> _Objective_
Restate the complete material exactly.

> _Input for this task_
┄┄┄┄┄┄┄┄┄┄

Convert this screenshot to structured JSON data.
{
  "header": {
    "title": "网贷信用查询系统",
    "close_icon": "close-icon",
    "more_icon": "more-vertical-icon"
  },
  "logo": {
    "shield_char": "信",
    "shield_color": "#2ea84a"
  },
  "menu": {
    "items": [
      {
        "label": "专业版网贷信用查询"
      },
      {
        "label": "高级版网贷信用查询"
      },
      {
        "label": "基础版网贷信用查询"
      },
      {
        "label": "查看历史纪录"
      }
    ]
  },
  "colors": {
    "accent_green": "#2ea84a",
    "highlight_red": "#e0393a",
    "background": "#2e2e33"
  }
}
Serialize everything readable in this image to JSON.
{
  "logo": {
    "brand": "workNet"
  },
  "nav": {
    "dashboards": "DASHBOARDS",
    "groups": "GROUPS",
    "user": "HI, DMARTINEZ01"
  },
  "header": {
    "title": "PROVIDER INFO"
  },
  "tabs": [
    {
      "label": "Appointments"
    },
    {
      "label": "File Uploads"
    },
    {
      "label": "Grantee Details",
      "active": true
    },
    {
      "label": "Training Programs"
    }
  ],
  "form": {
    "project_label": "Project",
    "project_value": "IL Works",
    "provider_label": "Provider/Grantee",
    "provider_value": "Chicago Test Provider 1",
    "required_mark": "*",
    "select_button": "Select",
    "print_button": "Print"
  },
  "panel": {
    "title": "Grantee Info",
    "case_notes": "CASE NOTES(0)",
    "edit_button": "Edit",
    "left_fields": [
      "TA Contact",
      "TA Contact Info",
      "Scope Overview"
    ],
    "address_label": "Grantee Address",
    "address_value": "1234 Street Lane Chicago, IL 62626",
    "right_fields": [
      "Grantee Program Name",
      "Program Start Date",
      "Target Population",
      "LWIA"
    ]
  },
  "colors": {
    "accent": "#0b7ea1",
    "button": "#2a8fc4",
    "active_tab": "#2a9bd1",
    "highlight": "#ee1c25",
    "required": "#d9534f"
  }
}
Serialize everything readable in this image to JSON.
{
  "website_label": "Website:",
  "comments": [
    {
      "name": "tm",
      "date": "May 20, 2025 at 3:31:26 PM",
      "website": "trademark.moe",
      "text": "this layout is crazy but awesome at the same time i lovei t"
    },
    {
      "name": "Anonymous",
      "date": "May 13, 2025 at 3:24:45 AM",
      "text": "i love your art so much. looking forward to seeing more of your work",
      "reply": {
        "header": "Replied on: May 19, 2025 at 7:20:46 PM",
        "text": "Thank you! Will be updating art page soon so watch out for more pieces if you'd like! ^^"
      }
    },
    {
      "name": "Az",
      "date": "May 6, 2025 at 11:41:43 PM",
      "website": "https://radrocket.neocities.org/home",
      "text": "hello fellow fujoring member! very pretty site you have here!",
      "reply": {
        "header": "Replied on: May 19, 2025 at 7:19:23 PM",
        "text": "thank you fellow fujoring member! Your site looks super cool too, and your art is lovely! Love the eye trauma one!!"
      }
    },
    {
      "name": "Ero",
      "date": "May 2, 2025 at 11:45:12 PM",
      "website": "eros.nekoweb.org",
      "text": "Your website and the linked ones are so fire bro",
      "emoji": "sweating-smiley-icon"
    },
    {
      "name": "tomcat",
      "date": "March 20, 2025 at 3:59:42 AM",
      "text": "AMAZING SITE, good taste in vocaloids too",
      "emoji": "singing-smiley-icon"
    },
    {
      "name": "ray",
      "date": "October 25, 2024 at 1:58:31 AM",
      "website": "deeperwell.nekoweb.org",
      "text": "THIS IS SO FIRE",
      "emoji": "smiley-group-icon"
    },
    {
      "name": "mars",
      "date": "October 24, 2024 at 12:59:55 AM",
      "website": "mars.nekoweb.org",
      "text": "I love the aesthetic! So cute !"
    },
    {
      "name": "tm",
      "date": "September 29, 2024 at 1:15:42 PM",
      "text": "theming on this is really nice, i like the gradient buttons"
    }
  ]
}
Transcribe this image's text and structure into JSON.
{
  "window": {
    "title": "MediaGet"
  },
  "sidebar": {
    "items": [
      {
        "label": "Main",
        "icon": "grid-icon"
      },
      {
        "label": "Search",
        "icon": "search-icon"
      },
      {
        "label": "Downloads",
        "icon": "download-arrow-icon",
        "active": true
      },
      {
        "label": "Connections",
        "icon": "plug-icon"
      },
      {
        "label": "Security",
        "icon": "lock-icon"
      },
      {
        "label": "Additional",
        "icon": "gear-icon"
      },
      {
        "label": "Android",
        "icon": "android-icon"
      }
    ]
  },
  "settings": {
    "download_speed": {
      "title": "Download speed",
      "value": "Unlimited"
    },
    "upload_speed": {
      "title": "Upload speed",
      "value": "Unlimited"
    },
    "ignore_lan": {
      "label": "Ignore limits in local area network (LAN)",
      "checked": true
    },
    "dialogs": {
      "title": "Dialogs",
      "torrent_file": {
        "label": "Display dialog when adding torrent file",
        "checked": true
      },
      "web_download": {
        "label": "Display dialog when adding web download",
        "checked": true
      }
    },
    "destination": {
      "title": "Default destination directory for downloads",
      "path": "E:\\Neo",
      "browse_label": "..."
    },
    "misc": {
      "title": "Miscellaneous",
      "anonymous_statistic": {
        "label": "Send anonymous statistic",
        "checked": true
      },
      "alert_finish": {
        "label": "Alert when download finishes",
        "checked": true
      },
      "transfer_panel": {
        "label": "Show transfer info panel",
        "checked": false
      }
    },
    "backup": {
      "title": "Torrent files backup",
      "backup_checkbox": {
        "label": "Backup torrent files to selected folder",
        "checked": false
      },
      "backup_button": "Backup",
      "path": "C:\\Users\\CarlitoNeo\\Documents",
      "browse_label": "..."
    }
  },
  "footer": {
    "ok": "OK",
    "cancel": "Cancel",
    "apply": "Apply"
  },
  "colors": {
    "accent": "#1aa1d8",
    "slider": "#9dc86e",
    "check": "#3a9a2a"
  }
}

┄┄┄┄┄┄┄┄┄┄

> _Answer below_
Convert this screenshot to structured JSON data.
{
  "header": {
    "title": "网贷信用查询系统",
    "close_icon": "close-icon",
    "more_icon": "more-vertical-icon"
  },
  "logo": {
    "shield_char": "信",
    "shield_color": "#2ea84a"
  },
  "menu": {
    "items": [
      {
        "label": "专业版网贷信用查询"
      },
      {
        "label": "高级版网贷信用查询"
      },
      {
        "label": "基础版网贷信用查询"
      },
      {
        "label": "查看历史纪录"
      }
    ]
  },
  "colors": {
    "accent_green": "#2ea84a",
    "highlight_red": "#e0393a",
    "background": "#2e2e33"
  }
}
Serialize everything readable in this image to JSON.
{
  "logo": {
    "brand": "workNet"
  },
  "nav": {
    "dashboards": "DASHBOARDS",
    "groups": "GROUPS",
    "user": "HI, DMARTINEZ01"
  },
  "header": {
    "title": "PROVIDER INFO"
  },
  "tabs": [
    {
      "label": "Appointments"
    },
    {
      "label": "File Uploads"
    },
    {
      "label": "Grantee Details",
      "active": true
    },
    {
      "label": "Training Programs"
    }
  ],
  "form": {
    "project_label": "Project",
    "project_value": "IL Works",
    "provider_label": "Provider/Grantee",
    "provider_value": "Chicago Test Provider 1",
    "required_mark": "*",
    "select_button": "Select",
    "print_button": "Print"
  },
  "panel": {
    "title": "Grantee Info",
    "case_notes": "CASE NOTES(0)",
    "edit_button": "Edit",
    "left_fields": [
      "TA Contact",
      "TA Contact Info",
      "Scope Overview"
    ],
    "address_label": "Grantee Address",
    "address_value": "1234 Street Lane Chicago, IL 62626",
    "right_fields": [
      "Grantee Program Name",
      "Program Start Date",
      "Target Population",
      "LWIA"
    ]
  },
  "colors": {
    "accent": "#0b7ea1",
    "button": "#2a8fc4",
    "active_tab": "#2a9bd1",
    "highlight": "#ee1c25",
    "required": "#d9534f"
  }
}
Serialize everything readable in this image to JSON.
{
  "website_label": "Website:",
  "comments": [
    {
      "name": "tm",
      "date": "May 20, 2025 at 3:31:26 PM",
      "website": "trademark.moe",
      "text": "this layout is crazy but awesome at the same time i lovei t"
    },
    {
      "name": "Anonymous",
      "date": "May 13, 2025 at 3:24:45 AM",
      "text": "i love your art so much. looking forward to seeing more of your work",
      "reply": {
        "header": "Replied on: May 19, 2025 at 7:20:46 PM",
        "text": "Thank you! Will be updating art page soon so watch out for more pieces if you'd like! ^^"
      }
    },
    {
      "name": "Az",
      "date": "May 6, 2025 at 11:41:43 PM",
      "website": "https://radrocket.neocities.org/home",
      "text": "hello fellow fujoring member! very pretty site you have here!",
      "reply": {
        "header": "Replied on: May 19, 2025 at 7:19:23 PM",
        "text": "thank you fellow fujoring member! Your site looks super cool too, and your art is lovely! Love the eye trauma one!!"
      }
    },
    {
      "name": "Ero",
      "date": "May 2, 2025 at 11:45:12 PM",
      "website": "eros.nekoweb.org",
      "text": "Your website and the linked ones are so fire bro",
      "emoji": "sweating-smiley-icon"
    },
    {
      "name": "tomcat",
      "date": "March 20, 2025 at 3:59:42 AM",
      "text": "AMAZING SITE, good taste in vocaloids too",
      "emoji": "singing-smiley-icon"
    },
    {
      "name": "ray",
      "date": "October 25, 2024 at 1:58:31 AM",
      "website": "deeperwell.nekoweb.org",
      "text": "THIS IS SO FIRE",
      "emoji": "smiley-group-icon"
    },
    {
      "name": "mars",
      "date": "October 24, 2024 at 12:59:55 AM",
      "website": "mars.nekoweb.org",
      "text": "I love the aesthetic! So cute !"
    },
    {
      "name": "tm",
      "date": "September 29, 2024 at 1:15:42 PM",
      "text": "theming on this is really nice, i like the gradient buttons"
    }
  ]
}
Transcribe this image's text and structure into JSON.
{
  "window": {
    "title": "MediaGet"
  },
  "sidebar": {
    "items": [
      {
        "label": "Main",
        "icon": "grid-icon"
      },
      {
        "label": "Search",
        "icon": "search-icon"
      },
      {
        "label": "Downloads",
        "icon": "download-arrow-icon",
        "active": true
      },
      {
        "label": "Connections",
        "icon": "plug-icon"
      },
      {
        "label": "Security",
        "icon": "lock-icon"
      },
      {
        "label": "Additional",
        "icon": "gear-icon"
      },
      {
        "label": "Android",
        "icon": "android-icon"
      }
    ]
  },
  "settings": {
    "download_speed": {
      "title": "Download speed",
      "value": "Unlimited"
    },
    "upload_speed": {
      "title": "Upload speed",
      "value": "Unlimited"
    },
    "ignore_lan": {
      "label": "Ignore limits in local area network (LAN)",
      "checked": true
    },
    "dialogs": {
      "title": "Dialogs",
      "torrent_file": {
        "label": "Display dialog when adding torrent file",
        "checked": true
      },
      "web_download": {
        "label": "Display dialog when adding web download",
        "checked": true
      }
    },
    "destination": {
      "title": "Default destination directory for downloads",
      "path": "E:\\Neo",
      "browse_label": "..."
    },
    "misc": {
      "title": "Miscellaneous",
      "anonymous_statistic": {
        "label": "Send anonymous statistic",
        "checked": true
      },
      "alert_finish": {
        "label": "Alert when download finishes",
        "checked": true
      },
      "transfer_panel": {
        "label": "Show transfer info panel",
        "checked": false
      }
    },
    "backup": {
      "title": "Torrent files backup",
      "backup_checkbox": {
        "label": "Backup torrent files to selected folder",
        "checked": false
      },
      "backup_button": "Backup",
      "path": "C:\\Users\\CarlitoNeo\\Documents",
      "browse_label": "..."
    }
  },
  "footer": {
    "ok": "OK",
    "cancel": "Cancel",
    "apply": "Apply"
  },
  "colors": {
    "accent": "#1aa1d8",
    "slider": "#9dc86e",
    "check": "#3a9a2a"
  }
}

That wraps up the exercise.